**To be done:** Quote every line of the material beneath this one.

========================

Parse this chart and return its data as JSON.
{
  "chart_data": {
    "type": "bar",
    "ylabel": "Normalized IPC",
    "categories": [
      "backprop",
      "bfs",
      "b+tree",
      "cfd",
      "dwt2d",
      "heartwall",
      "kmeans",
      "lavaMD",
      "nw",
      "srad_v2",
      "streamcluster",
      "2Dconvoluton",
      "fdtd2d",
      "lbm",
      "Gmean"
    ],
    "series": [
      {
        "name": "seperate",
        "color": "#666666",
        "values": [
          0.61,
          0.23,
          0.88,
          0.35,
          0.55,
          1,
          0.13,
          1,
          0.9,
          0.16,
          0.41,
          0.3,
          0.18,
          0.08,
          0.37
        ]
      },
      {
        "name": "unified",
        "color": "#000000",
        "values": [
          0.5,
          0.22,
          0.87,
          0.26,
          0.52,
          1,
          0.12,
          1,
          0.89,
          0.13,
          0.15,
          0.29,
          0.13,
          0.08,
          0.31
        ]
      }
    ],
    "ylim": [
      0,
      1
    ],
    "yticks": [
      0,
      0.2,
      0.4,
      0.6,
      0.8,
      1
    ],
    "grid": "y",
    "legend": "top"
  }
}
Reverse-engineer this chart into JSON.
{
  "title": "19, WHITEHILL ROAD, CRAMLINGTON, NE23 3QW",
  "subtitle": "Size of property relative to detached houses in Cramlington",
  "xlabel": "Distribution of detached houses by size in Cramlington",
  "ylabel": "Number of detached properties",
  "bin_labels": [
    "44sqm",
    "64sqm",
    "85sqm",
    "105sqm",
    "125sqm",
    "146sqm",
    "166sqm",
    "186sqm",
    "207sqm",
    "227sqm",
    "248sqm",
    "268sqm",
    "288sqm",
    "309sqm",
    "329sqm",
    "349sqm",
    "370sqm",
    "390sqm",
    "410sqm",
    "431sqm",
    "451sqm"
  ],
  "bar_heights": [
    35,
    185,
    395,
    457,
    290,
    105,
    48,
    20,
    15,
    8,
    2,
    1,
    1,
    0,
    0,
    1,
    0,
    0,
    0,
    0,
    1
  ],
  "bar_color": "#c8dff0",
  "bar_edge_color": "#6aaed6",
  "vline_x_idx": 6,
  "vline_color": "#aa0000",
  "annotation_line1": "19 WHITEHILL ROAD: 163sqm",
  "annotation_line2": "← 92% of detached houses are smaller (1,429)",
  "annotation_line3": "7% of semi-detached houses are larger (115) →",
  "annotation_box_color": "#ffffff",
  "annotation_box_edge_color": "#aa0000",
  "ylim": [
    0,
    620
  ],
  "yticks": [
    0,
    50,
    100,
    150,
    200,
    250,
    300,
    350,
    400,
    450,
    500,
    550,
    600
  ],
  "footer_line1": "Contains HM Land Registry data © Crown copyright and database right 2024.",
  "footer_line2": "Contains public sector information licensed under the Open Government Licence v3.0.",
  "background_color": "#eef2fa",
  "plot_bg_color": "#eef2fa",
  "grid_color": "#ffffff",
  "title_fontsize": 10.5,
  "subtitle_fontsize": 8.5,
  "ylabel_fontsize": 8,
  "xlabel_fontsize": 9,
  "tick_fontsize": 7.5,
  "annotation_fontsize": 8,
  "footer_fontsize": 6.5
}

========================

**Response for this exercise:**
Parse this chart and return its data as JSON.
{
  "chart_data": {
    "type": "bar",
    "ylabel": "Normalized IPC",
    "categories": [
      "backprop",
      "bfs",
      "b+tree",
      "cfd",
      "dwt2d",
      "heartwall",
      "kmeans",
      "lavaMD",
      "nw",
      "srad_v2",
      "streamcluster",
      "2Dconvoluton",
      "fdtd2d",
      "lbm",
      "Gmean"
    ],
    "series": [
      {
        "name": "seperate",
        "color": "#666666",
        "values": [
          0.61,
          0.23,
          0.88,
          0.35,
          0.55,
          1,
          0.13,
          1,
          0.9,
          0.16,
          0.41,
          0.3,
          0.18,
          0.08,
          0.37
        ]
      },
      {
        "name": "unified",
        "color": "#000000",
        "values": [
          0.5,
          0.22,
          0.87,
          0.26,
          0.52,
          1,
          0.12,
          1,
          0.89,
          0.13,
          0.15,
          0.29,
          0.13,
          0.08,
          0.31
        ]
      }
    ],
    "ylim": [
      0,
      1
    ],
    "yticks": [
      0,
      0.2,
      0.4,
      0.6,
      0.8,
      1
    ],
    "grid": "y",
    "legend": "top"
  }
}
Reverse-engineer this chart into JSON.
{
  "title": "19, WHITEHILL ROAD, CRAMLINGTON, NE23 3QW",
  "subtitle": "Size of property relative to detached houses in Cramlington",
  "xlabel": "Distribution of detached houses by size in Cramlington",
  "ylabel": "Number of detached properties",
  "bin_labels": [
    "44sqm",
    "64sqm",
    "85sqm",
    "105sqm",
    "125sqm",
    "146sqm",
    "166sqm",
    "186sqm",
    "207sqm",
    "227sqm",
    "248sqm",
    "268sqm",
    "288sqm",
    "309sqm",
    "329sqm",
    "349sqm",
    "370sqm",
    "390sqm",
    "410sqm",
    "431sqm",
    "451sqm"
  ],
  "bar_heights": [
    35,
    185,
    395,
    457,
    290,
    105,
    48,
    20,
    15,
    8,
    2,
    1,
    1,
    0,
    0,
    1,
    0,
    0,
    0,
    0,
    1
  ],
  "bar_color": "#c8dff0",
  "bar_edge_color": "#6aaed6",
  "vline_x_idx": 6,
  "vline_color": "#aa0000",
  "annotation_line1": "19 WHITEHILL ROAD: 163sqm",
  "annotation_line2": "← 92% of detached houses are smaller (1,429)",
  "annotation_line3": "7% of semi-detached houses are larger (115) →",
  "annotation_box_color": "#ffffff",
  "annotation_box_edge_color": "#aa0000",
  "ylim": [
    0,
    620
  ],
  "yticks": [
    0,
    50,
    100,
    150,
    200,
    250,
    300,
    350,
    400,
    450,
    500,
    550,
    600
  ],
  "footer_line1": "Contains HM Land Registry data © Crown copyright and database right 2024.",
  "footer_line2": "Contains public sector information licensed under the Open Government Licence v3.0.",
  "background_color": "#eef2fa",
  "plot_bg_color": "#eef2fa",
  "grid_color": "#ffffff",
  "title_fontsize": 10.5,
  "subtitle_fontsize": 8.5,
  "ylabel_fontsize": 8,
  "xlabel_fontsize": 9,
  "tick_fontsize": 7.5,
  "annotation_fontsize": 8,
  "footer_fontsize": 6.5
}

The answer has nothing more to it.